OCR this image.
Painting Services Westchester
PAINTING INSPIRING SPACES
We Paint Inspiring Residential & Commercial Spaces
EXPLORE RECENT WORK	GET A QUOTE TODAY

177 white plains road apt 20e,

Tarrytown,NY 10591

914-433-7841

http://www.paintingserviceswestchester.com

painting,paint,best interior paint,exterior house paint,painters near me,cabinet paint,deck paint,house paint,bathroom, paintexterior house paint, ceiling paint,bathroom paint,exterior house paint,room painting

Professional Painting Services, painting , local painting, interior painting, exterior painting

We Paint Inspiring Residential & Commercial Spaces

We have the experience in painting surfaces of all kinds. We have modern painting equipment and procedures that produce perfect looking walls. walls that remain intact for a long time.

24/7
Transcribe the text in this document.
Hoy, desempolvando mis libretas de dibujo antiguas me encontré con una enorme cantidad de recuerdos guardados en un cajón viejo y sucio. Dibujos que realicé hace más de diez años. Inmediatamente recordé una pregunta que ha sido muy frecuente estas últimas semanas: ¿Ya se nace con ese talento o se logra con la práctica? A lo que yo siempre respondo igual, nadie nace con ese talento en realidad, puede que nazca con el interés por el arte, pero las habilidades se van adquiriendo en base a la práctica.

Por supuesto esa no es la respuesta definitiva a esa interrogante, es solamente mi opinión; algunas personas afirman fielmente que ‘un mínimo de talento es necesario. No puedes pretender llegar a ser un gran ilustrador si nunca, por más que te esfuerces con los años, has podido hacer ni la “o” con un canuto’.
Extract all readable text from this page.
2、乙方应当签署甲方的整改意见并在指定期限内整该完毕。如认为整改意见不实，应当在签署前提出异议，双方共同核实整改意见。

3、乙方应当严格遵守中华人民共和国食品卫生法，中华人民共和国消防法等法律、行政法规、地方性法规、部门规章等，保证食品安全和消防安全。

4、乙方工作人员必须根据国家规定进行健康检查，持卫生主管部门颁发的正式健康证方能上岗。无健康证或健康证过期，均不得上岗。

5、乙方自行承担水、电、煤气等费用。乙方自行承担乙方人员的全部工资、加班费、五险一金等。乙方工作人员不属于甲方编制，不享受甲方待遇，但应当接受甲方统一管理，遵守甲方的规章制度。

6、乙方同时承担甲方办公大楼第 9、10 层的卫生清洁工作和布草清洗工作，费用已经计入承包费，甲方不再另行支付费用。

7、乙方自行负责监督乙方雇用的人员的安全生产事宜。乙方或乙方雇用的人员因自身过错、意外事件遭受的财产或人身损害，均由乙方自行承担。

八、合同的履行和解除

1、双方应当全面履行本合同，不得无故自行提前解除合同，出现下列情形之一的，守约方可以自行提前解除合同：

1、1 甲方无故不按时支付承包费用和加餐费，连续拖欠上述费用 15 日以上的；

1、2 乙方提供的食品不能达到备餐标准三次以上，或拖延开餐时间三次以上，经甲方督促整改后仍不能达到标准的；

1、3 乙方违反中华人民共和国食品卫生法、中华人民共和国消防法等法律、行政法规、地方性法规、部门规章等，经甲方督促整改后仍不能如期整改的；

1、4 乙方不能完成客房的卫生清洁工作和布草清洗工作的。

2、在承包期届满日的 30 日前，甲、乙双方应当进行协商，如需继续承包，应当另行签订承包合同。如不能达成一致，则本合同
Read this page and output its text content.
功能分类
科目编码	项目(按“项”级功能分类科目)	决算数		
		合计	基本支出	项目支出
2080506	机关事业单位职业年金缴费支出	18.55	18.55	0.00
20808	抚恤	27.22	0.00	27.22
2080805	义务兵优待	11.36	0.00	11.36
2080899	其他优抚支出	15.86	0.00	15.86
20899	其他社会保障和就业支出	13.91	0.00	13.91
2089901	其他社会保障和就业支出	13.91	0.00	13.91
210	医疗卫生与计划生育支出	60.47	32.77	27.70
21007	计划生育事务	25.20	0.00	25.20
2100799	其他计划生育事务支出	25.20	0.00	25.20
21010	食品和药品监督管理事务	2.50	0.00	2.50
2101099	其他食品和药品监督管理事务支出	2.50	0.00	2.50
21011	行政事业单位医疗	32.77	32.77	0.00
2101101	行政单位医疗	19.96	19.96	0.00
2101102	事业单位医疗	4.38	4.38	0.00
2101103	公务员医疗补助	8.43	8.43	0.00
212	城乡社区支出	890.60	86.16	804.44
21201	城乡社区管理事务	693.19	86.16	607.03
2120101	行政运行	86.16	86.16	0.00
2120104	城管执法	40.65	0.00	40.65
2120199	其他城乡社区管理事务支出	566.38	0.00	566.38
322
★ ★ ★ ★
Copy out exactly the lines running from the line with "Extract all readable text from this page." to the end of the records, inclusive.

Extract all readable text from this page.
2、乙方应当签署甲方的整改意见并在指定期限内整该完毕。如认为整改意见不实，应当在签署前提出异议，双方共同核实整改意见。

3、乙方应当严格遵守中华人民共和国食品卫生法，中华人民共和国消防法等法律、行政法规、地方性法规、部门规章等，保证食品安全和消防安全。

4、乙方工作人员必须根据国家规定进行健康检查，持卫生主管部门颁发的正式健康证方能上岗。无健康证或健康证过期，均不得上岗。

5、乙方自行承担水、电、煤气等费用。乙方自行承担乙方人员的全部工资、加班费、五险一金等。乙方工作人员不属于甲方编制，不享受甲方待遇，但应当接受甲方统一管理，遵守甲方的规章制度。

6、乙方同时承担甲方办公大楼第 9、10 层的卫生清洁工作和布草清洗工作，费用已经计入承包费，甲方不再另行支付费用。

7、乙方自行负责监督乙方雇用的人员的安全生产事宜。乙方或乙方雇用的人员因自身过错、意外事件遭受的财产或人身损害，均由乙方自行承担。

八、合同的履行和解除

1、双方应当全面履行本合同，不得无故自行提前解除合同，出现下列情形之一的，守约方可以自行提前解除合同：

1、1 甲方无故不按时支付承包费用和加餐费，连续拖欠上述费用 15 日以上的；

1、2 乙方提供的食品不能达到备餐标准三次以上，或拖延开餐时间三次以上，经甲方督促整改后仍不能达到标准的；

1、3 乙方违反中华人民共和国食品卫生法、中华人民共和国消防法等法律、行政法规、地方性法规、部门规章等，经甲方督促整改后仍不能如期整改的；

1、4 乙方不能完成客房的卫生清洁工作和布草清洗工作的。

2、在承包期届满日的 30 日前，甲、乙双方应当进行协商，如需继续承包，应当另行签订承包合同。如不能达成一致，则本合同
Read this page and output its text content.
功能分类
科目编码	项目(按“项”级功能分类科目)	决算数		
		合计	基本支出	项目支出
2080506	机关事业单位职业年金缴费支出	18.55	18.55	0.00
20808	抚恤	27.22	0.00	27.22
2080805	义务兵优待	11.36	0.00	11.36
2080899	其他优抚支出	15.86	0.00	15.86
20899	其他社会保障和就业支出	13.91	0.00	13.91
2089901	其他社会保障和就业支出	13.91	0.00	13.91
210	医疗卫生与计划生育支出	60.47	32.77	27.70
21007	计划生育事务	25.20	0.00	25.20
2100799	其他计划生育事务支出	25.20	0.00	25.20
21010	食品和药品监督管理事务	2.50	0.00	2.50
2101099	其他食品和药品监督管理事务支出	2.50	0.00	2.50
21011	行政事业单位医疗	32.77	32.77	0.00
2101101	行政单位医疗	19.96	19.96	0.00
2101102	事业单位医疗	4.38	4.38	0.00
2101103	公务员医疗补助	8.43	8.43	0.00
212	城乡社区支出	890.60	86.16	804.44
21201	城乡社区管理事务	693.19	86.16	607.03
2120101	行政运行	86.16	86.16	0.00
2120104	城管执法	40.65	0.00	40.65
2120199	其他城乡社区管理事务支出	566.38	0.00	566.38
322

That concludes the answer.